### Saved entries
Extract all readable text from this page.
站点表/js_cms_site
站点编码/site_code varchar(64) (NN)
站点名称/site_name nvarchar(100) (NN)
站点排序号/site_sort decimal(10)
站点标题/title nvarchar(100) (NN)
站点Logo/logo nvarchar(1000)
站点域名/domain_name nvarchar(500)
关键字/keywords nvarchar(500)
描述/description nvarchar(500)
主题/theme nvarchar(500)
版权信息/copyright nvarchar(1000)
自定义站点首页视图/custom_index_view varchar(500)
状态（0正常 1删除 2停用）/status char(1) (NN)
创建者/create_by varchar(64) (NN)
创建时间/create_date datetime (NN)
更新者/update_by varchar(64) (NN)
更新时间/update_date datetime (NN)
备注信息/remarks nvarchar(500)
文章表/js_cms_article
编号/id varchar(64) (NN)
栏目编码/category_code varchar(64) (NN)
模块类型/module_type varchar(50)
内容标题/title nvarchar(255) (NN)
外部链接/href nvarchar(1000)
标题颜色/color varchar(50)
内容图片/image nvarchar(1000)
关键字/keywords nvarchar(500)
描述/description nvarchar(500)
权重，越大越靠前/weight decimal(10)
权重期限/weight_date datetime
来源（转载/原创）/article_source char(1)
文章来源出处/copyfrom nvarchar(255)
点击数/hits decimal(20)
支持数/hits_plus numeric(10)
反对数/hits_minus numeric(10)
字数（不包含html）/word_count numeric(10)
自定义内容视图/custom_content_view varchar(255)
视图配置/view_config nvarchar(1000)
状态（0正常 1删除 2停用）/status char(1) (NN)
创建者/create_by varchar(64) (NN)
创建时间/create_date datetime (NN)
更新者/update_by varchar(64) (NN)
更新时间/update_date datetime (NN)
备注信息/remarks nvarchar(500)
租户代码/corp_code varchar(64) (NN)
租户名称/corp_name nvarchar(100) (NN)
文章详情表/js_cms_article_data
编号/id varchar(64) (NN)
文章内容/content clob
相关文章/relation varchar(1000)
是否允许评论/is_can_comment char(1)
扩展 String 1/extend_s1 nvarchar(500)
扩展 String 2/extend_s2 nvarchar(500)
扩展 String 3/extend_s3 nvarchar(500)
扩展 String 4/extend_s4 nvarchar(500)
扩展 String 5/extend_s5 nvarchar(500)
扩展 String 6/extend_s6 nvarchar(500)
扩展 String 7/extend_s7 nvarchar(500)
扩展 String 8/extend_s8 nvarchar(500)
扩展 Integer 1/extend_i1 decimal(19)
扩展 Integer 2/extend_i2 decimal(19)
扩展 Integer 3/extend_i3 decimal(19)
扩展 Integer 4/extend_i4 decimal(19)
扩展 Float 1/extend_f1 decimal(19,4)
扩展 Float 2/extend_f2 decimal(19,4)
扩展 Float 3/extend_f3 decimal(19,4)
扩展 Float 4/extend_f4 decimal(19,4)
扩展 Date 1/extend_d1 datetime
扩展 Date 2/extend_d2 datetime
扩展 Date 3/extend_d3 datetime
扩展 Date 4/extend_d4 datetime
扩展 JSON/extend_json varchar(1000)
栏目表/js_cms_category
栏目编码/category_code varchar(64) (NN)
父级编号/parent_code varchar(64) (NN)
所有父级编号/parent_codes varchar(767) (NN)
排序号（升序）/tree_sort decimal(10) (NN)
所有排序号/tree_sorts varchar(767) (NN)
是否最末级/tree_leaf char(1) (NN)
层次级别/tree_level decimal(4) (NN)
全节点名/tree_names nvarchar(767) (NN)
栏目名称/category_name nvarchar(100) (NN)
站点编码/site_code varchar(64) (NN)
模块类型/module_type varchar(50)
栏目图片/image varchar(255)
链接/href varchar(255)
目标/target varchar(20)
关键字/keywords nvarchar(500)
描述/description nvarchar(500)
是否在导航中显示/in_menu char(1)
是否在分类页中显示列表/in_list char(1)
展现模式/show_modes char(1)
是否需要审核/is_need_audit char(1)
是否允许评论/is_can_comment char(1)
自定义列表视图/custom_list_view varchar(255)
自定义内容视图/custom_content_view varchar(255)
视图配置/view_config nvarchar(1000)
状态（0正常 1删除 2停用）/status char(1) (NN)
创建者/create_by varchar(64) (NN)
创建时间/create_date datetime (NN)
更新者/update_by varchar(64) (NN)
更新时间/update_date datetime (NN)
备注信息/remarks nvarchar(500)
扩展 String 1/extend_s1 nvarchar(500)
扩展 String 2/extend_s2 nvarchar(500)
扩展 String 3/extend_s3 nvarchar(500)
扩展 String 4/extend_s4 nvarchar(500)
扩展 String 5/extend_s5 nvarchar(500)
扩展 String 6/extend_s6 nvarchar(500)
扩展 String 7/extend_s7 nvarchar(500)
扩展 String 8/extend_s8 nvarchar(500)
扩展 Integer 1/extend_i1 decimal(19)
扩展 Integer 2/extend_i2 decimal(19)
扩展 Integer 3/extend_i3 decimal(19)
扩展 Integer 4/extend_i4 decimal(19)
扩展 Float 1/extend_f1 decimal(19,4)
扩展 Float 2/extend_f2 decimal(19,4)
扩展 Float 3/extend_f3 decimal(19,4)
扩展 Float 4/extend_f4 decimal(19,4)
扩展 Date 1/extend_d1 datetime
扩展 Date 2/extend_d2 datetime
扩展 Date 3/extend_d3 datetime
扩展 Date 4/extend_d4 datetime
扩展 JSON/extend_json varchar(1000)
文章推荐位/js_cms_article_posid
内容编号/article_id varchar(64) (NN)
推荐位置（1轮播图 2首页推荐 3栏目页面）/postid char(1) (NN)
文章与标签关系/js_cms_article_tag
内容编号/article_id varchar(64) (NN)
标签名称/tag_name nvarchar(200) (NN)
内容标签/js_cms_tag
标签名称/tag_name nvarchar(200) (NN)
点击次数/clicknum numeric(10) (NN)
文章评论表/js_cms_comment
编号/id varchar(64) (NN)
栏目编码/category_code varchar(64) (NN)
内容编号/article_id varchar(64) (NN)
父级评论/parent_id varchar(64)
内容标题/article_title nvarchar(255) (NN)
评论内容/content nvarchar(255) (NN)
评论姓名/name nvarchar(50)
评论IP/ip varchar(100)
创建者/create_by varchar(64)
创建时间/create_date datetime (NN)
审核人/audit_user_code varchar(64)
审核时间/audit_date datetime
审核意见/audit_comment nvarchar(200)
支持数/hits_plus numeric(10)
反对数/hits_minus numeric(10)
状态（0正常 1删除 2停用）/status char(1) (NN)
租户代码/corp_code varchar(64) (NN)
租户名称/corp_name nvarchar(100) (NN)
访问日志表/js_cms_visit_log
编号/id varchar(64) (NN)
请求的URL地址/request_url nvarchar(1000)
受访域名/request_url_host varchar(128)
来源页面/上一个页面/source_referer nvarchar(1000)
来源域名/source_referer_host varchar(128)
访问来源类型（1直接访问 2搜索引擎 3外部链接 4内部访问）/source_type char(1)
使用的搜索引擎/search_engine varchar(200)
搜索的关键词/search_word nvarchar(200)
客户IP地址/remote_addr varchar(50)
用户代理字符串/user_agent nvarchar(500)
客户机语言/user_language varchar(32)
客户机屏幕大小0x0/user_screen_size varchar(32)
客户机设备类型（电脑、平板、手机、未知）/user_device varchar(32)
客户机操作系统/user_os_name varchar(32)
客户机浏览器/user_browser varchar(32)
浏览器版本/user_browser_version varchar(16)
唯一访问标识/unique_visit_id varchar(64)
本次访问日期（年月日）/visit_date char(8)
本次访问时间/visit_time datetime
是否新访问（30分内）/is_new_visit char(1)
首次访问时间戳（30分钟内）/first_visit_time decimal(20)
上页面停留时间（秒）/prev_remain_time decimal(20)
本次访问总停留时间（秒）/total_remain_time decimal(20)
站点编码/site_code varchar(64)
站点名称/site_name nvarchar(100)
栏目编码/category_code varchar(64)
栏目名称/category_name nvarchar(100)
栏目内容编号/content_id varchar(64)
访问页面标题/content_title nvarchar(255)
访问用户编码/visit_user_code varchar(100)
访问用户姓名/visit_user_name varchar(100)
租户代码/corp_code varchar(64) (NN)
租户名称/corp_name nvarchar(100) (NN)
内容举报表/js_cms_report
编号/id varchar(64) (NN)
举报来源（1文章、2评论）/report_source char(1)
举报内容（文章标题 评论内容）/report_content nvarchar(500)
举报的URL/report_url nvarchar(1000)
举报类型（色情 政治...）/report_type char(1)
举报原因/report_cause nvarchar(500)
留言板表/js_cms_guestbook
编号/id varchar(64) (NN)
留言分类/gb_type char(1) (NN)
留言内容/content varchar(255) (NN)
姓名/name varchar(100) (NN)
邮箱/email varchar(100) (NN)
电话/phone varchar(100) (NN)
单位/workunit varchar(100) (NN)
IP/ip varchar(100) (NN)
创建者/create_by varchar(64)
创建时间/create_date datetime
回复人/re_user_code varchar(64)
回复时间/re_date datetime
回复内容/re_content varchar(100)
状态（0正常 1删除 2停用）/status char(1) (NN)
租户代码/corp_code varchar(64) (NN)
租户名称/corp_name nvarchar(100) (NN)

### WRITTEN PROBLEM
Which lines above contain the word "站点名称"? Copy each of them.

### SOLUTION TO THIS EXERCISE
站点名称/site_name nvarchar(100) (NN)
站点名称/site_name nvarchar(100)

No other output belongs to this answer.